DIRECTIVE: Quote every line of the data below as it stands, omitting pictures.

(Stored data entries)

* Begin *

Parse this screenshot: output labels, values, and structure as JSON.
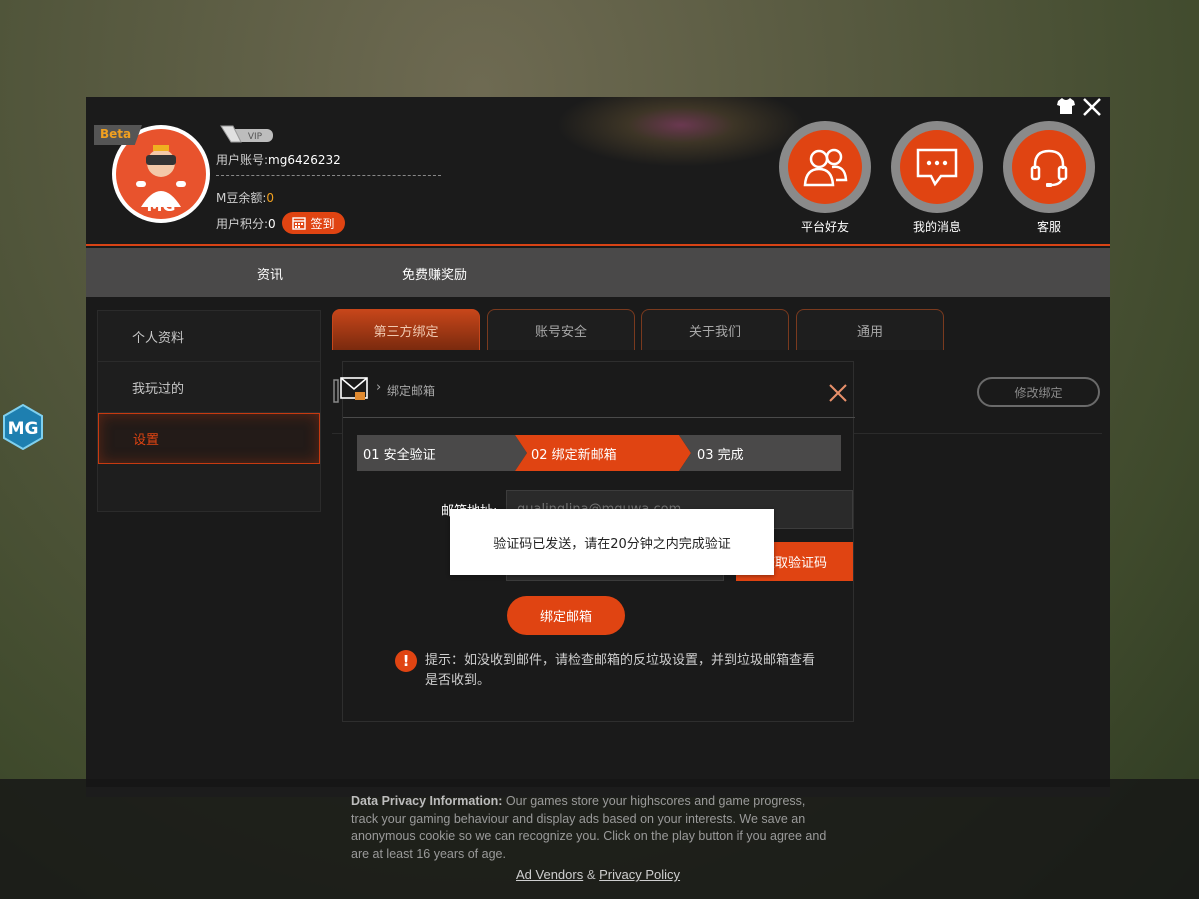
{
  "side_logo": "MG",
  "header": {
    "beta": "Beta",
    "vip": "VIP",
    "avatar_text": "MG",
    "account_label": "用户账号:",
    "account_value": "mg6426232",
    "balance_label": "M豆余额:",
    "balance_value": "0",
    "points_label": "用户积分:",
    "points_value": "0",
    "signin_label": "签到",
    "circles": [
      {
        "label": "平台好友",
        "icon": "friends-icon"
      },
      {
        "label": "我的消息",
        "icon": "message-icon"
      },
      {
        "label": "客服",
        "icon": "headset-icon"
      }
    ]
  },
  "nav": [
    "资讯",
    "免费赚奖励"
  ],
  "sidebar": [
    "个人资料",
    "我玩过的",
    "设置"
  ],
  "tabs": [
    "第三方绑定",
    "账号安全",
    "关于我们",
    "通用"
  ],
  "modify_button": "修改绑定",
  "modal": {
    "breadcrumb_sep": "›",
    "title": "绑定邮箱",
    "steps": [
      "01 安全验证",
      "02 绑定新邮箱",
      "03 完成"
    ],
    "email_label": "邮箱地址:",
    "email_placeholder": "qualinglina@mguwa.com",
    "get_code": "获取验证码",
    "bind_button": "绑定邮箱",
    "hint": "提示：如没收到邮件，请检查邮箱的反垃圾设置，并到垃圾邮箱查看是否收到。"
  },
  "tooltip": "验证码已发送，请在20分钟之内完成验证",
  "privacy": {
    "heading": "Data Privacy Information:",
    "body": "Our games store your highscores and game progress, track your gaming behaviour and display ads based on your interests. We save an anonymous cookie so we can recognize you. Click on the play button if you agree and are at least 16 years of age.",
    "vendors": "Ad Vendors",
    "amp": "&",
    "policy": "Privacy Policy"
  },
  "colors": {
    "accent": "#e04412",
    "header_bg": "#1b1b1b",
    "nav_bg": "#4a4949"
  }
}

* End *

SOLUTION:
Parse this screenshot: output labels, values, and structure as JSON.
{
  "side_logo": "MG",
  "header": {
    "beta": "Beta",
    "vip": "VIP",
    "avatar_text": "MG",
    "account_label": "用户账号:",
    "account_value": "mg6426232",
    "balance_label": "M豆余额:",
    "balance_value": "0",
    "points_label": "用户积分:",
    "points_value": "0",
    "signin_label": "签到",
    "circles": [
      {
        "label": "平台好友",
        "icon": "friends-icon"
      },
      {
        "label": "我的消息",
        "icon": "message-icon"
      },
      {
        "label": "客服",
        "icon": "headset-icon"
      }
    ]
  },
  "nav": [
    "资讯",
    "免费赚奖励"
  ],
  "sidebar": [
    "个人资料",
    "我玩过的",
    "设置"
  ],
  "tabs": [
    "第三方绑定",
    "账号安全",
    "关于我们",
    "通用"
  ],
  "modify_button": "修改绑定",
  "modal": {
    "breadcrumb_sep": "›",
    "title": "绑定邮箱",
    "steps": [
      "01 安全验证",
      "02 绑定新邮箱",
      "03 完成"
    ],
    "email_label": "邮箱地址:",
    "email_placeholder": "qualinglina@mguwa.com",
    "get_code": "获取验证码",
    "bind_button": "绑定邮箱",
    "hint": "提示：如没收到邮件，请检查邮箱的反垃圾设置，并到垃圾邮箱查看是否收到。"
  },
  "tooltip": "验证码已发送，请在20分钟之内完成验证",
  "privacy": {
    "heading": "Data Privacy Information:",
    "body": "Our games store your highscores and game progress, track your gaming behaviour and display ads based on your interests. We save an anonymous cookie so we can recognize you. Click on the play button if you agree and are at least 16 years of age.",
    "vendors": "Ad Vendors",
    "amp": "&",
    "policy": "Privacy Policy"
  },
  "colors": {
    "accent": "#e04412",
    "header_bg": "#1b1b1b",
    "nav_bg": "#4a4949"
  }
}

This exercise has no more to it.